## begin
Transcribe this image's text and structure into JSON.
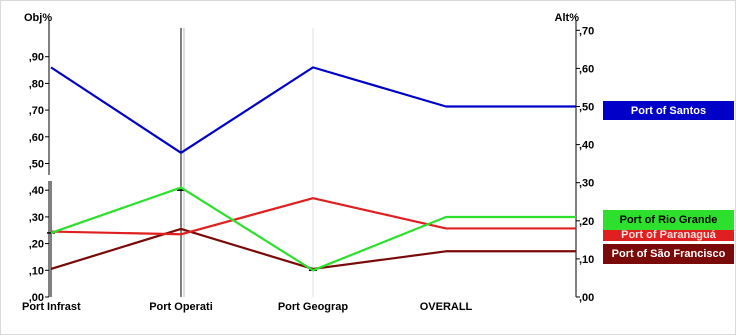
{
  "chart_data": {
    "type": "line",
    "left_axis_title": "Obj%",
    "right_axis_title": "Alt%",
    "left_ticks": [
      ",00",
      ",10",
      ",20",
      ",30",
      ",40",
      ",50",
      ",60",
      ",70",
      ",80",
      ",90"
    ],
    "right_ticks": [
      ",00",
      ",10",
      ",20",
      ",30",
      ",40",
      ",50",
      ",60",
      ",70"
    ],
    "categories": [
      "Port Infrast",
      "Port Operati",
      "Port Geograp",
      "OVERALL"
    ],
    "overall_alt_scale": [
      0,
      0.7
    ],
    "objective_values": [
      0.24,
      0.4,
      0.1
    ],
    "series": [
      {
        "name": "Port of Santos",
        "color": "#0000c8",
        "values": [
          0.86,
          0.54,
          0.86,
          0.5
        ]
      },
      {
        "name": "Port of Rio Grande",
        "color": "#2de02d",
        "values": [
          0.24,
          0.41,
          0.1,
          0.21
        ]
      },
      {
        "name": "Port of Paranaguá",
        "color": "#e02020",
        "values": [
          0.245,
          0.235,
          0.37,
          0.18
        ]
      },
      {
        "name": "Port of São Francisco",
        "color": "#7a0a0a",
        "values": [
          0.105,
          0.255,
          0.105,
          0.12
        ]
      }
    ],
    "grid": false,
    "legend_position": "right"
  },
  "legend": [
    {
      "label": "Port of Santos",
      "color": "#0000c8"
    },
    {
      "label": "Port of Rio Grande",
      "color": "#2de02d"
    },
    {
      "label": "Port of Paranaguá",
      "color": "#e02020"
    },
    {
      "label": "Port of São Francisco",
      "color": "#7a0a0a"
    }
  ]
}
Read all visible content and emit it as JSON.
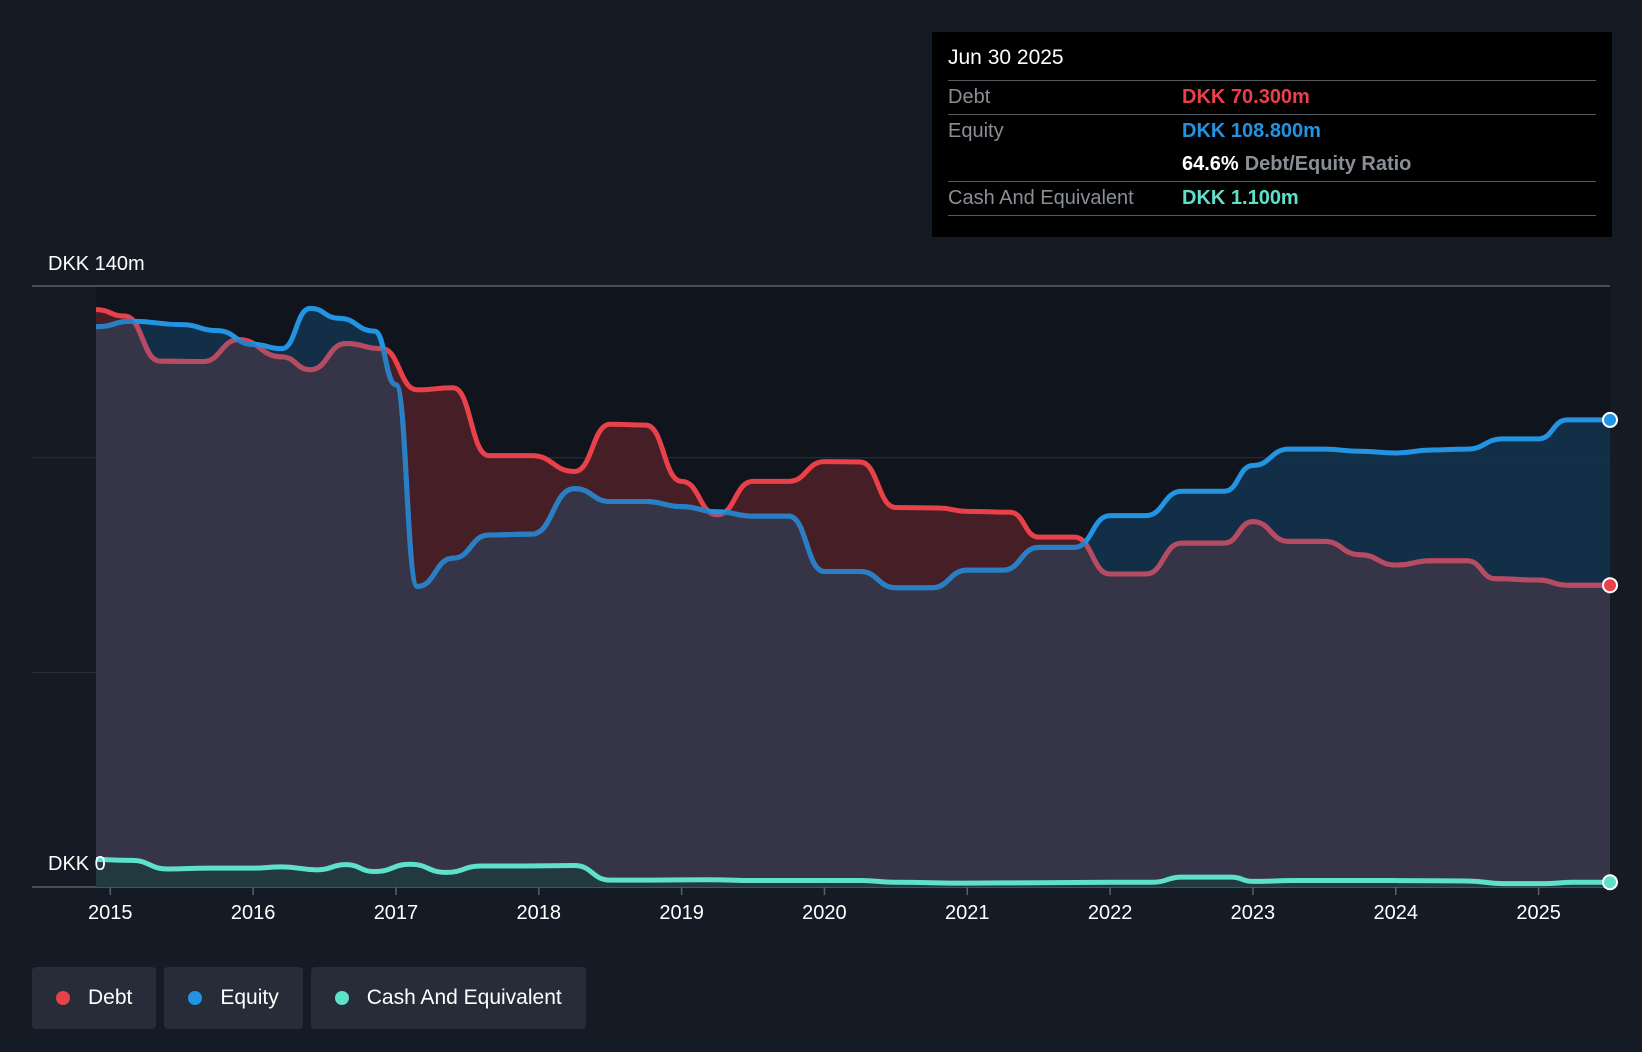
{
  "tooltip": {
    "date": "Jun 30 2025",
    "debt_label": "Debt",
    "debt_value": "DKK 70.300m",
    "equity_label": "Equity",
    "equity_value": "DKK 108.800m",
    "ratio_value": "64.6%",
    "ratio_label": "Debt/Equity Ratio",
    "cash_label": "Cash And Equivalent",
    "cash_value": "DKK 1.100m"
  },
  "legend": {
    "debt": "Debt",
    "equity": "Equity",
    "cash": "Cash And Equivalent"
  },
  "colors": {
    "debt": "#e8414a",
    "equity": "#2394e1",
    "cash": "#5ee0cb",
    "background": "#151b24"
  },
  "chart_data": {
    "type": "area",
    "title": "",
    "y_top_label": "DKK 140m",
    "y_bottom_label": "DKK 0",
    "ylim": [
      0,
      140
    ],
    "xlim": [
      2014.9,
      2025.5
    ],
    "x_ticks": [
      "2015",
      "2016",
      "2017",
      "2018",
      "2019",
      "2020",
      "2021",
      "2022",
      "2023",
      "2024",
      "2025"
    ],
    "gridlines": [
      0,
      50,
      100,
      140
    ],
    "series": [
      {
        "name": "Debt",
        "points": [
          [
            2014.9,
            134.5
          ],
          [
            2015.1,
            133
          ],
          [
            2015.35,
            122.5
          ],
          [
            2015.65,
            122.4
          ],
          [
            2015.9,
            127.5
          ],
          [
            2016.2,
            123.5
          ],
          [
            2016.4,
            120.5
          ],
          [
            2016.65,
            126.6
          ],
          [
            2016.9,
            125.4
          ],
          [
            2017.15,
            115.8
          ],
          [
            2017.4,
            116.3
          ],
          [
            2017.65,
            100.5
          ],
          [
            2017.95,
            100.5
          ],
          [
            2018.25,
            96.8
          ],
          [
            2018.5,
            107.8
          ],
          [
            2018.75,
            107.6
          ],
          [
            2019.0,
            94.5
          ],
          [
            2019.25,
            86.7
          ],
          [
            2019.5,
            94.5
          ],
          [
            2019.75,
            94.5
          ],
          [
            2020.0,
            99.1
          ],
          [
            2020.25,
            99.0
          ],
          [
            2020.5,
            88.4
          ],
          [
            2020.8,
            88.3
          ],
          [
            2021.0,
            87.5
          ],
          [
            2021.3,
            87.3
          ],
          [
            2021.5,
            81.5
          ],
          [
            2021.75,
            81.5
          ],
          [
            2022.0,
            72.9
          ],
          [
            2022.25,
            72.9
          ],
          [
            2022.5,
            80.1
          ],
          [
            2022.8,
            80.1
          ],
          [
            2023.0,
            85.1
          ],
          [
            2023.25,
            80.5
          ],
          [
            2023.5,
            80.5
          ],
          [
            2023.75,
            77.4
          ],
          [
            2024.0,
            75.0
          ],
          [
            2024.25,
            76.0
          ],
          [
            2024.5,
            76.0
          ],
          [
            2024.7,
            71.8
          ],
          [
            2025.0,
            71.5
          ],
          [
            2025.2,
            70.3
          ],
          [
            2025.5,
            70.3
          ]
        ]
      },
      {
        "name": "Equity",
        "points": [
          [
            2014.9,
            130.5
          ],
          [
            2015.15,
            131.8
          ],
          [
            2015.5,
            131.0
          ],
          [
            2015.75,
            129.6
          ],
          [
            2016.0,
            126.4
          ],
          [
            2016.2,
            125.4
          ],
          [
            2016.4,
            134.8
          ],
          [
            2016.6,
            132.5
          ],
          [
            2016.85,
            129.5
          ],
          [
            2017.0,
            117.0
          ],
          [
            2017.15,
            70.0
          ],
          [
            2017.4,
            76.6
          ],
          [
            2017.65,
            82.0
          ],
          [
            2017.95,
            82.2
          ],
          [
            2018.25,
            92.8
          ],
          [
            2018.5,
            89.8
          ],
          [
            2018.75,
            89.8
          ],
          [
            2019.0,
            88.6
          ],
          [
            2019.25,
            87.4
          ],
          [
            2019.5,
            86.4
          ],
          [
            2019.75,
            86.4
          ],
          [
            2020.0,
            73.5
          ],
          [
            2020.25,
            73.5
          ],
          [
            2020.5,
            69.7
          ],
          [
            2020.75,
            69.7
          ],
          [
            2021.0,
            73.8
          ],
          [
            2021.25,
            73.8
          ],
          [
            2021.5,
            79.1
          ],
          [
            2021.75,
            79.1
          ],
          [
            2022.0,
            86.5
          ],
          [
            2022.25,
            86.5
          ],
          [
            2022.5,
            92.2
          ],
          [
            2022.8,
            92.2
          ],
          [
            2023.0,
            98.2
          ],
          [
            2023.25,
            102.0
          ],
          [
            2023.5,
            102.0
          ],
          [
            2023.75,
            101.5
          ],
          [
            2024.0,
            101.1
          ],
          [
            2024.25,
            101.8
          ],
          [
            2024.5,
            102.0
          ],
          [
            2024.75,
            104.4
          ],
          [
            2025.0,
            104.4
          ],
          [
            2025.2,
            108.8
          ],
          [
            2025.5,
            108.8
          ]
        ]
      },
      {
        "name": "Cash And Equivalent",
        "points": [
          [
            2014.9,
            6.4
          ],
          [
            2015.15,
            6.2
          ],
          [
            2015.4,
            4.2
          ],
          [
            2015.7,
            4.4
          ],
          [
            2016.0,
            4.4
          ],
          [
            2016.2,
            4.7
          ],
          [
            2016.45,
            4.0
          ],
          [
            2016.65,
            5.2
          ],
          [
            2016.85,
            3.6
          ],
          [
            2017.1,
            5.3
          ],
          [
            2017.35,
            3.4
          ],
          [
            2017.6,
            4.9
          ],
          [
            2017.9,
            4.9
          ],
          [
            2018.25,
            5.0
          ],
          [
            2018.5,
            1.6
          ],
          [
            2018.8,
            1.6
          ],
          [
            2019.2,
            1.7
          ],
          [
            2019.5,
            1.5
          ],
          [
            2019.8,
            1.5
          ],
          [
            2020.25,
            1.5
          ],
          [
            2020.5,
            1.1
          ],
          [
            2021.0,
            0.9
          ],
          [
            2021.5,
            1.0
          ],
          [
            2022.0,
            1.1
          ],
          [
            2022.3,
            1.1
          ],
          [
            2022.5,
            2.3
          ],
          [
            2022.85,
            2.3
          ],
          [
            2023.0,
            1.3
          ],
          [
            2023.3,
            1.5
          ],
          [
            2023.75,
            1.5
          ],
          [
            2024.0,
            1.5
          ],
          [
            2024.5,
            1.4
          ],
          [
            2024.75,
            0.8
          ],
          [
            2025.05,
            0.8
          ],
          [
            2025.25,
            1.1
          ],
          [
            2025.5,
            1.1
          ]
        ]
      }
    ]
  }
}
## end
## What needs to be done:
Pull out each line containing the word "Grande" and copy it.

## Correct response:
        "name": "Port of Rio Grande",
      "label": "Port of Rio Grande",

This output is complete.